(Part of a data file)

○ ○ ○ ○ ○ ○ ○

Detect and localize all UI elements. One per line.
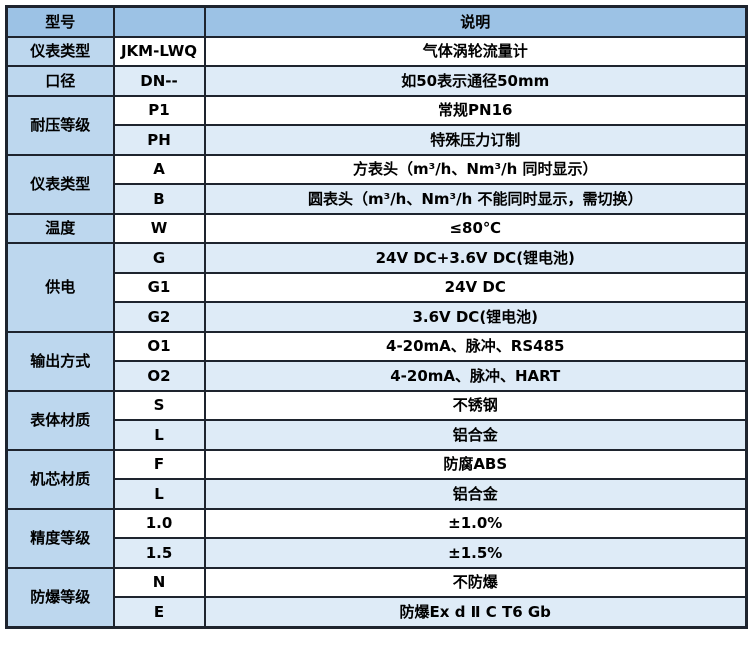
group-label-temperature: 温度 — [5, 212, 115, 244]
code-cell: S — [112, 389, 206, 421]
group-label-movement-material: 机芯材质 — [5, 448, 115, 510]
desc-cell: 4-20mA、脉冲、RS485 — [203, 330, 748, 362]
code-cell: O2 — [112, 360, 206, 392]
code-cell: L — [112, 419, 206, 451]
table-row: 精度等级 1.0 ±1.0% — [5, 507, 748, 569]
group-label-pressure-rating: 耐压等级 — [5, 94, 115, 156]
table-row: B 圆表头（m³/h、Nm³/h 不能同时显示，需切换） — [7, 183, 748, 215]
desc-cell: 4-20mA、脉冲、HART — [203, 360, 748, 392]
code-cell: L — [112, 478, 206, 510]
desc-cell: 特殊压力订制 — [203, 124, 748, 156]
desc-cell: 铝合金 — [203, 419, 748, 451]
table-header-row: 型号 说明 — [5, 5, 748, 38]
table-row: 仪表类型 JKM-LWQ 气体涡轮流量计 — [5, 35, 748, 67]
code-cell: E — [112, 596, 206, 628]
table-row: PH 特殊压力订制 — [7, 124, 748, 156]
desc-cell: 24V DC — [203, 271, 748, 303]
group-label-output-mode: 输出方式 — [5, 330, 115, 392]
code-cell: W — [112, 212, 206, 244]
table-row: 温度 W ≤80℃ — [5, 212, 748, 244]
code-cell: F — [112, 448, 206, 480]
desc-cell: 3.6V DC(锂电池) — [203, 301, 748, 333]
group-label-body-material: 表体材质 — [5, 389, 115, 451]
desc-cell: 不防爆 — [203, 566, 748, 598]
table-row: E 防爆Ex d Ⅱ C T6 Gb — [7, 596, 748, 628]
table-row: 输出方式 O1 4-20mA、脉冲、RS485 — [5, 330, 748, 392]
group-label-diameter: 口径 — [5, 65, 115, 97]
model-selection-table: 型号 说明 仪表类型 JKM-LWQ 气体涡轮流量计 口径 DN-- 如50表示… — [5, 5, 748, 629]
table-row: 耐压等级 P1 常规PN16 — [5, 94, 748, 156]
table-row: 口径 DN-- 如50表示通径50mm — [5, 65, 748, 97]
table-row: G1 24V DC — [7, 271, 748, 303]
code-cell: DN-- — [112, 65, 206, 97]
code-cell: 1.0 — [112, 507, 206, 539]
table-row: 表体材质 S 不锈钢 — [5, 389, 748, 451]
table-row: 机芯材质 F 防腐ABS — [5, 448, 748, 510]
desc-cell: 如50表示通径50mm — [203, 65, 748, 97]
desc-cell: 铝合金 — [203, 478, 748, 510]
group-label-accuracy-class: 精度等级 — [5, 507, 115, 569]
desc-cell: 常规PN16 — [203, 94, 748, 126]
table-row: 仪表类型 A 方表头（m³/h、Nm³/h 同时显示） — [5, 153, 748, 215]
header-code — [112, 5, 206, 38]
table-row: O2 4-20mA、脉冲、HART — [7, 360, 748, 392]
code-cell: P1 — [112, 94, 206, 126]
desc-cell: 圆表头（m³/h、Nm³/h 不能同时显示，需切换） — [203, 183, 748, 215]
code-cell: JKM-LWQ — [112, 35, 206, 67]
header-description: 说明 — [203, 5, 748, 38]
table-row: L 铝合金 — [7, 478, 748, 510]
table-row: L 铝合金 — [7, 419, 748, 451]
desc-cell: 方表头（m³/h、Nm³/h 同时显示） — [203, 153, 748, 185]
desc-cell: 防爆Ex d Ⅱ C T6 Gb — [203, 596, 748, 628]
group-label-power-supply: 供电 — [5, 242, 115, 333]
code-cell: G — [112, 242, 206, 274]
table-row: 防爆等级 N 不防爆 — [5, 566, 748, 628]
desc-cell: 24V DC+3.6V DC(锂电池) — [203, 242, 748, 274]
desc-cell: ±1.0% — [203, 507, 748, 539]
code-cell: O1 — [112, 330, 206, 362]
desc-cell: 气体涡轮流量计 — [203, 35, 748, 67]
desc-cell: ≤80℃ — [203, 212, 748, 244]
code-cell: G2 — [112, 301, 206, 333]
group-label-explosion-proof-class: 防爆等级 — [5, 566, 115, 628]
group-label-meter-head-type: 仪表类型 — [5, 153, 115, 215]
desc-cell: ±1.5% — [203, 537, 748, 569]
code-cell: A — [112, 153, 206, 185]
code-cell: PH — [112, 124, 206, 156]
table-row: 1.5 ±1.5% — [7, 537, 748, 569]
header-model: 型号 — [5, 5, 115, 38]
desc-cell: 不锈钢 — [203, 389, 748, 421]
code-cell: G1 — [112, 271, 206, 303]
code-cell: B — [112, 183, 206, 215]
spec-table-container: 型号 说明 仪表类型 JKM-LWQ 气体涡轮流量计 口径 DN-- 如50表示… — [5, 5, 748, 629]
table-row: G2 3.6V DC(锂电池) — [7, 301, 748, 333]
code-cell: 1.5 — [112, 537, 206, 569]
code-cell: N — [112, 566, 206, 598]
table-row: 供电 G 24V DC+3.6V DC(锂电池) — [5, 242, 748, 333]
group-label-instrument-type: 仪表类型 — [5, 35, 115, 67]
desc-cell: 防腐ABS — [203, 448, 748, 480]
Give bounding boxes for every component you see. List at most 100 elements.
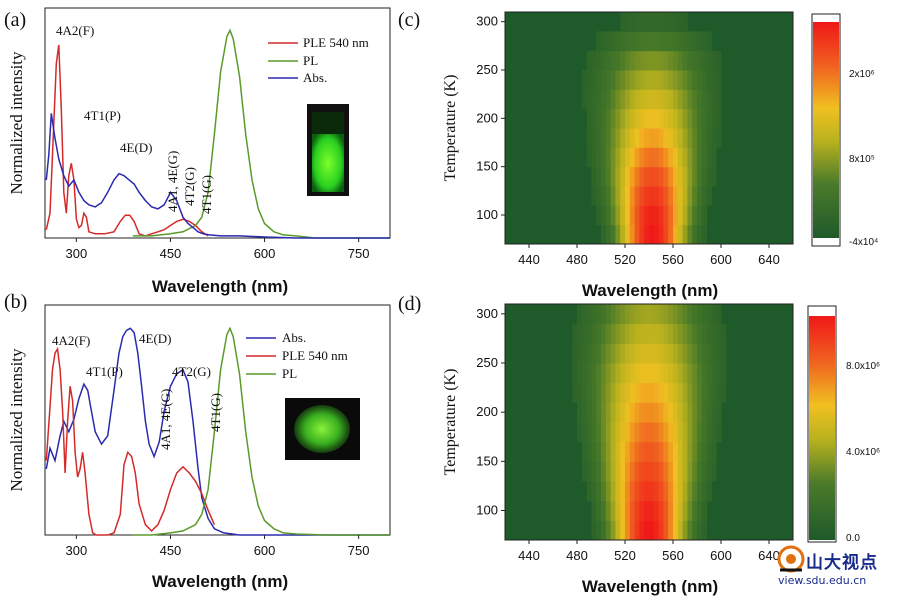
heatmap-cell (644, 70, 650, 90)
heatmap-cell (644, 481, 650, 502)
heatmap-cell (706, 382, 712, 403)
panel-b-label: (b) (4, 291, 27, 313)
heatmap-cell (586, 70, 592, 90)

○ ○ ○ ○ ○ ○ ○

TO BE DONE
Substitute "code-field" for "code-cell" in the lines from the one with "group-label-temperature: 温度 —" to the one with "desc-cell: 特殊压力订制 — [203, 124, 748, 156]", and write out only those lines with nothing else changed.

SOLVED PROBLEM
group-label-temperature: 温度 — [5, 212, 115, 244]
code-field: S — [112, 389, 206, 421]
group-label-movement-material: 机芯材质 — [5, 448, 115, 510]
desc-cell: 4-20mA、脉冲、RS485 — [203, 330, 748, 362]
code-field: O2 — [112, 360, 206, 392]
code-field: L — [112, 419, 206, 451]
table-row: 精度等级 1.0 ±1.0% — [5, 507, 748, 569]
group-label-pressure-rating: 耐压等级 — [5, 94, 115, 156]
table-row: B 圆表头（m³/h、Nm³/h 不能同时显示，需切换） — [7, 183, 748, 215]
desc-cell: 4-20mA、脉冲、HART — [203, 360, 748, 392]
code-field: L — [112, 478, 206, 510]
desc-cell: 特殊压力订制 — [203, 124, 748, 156]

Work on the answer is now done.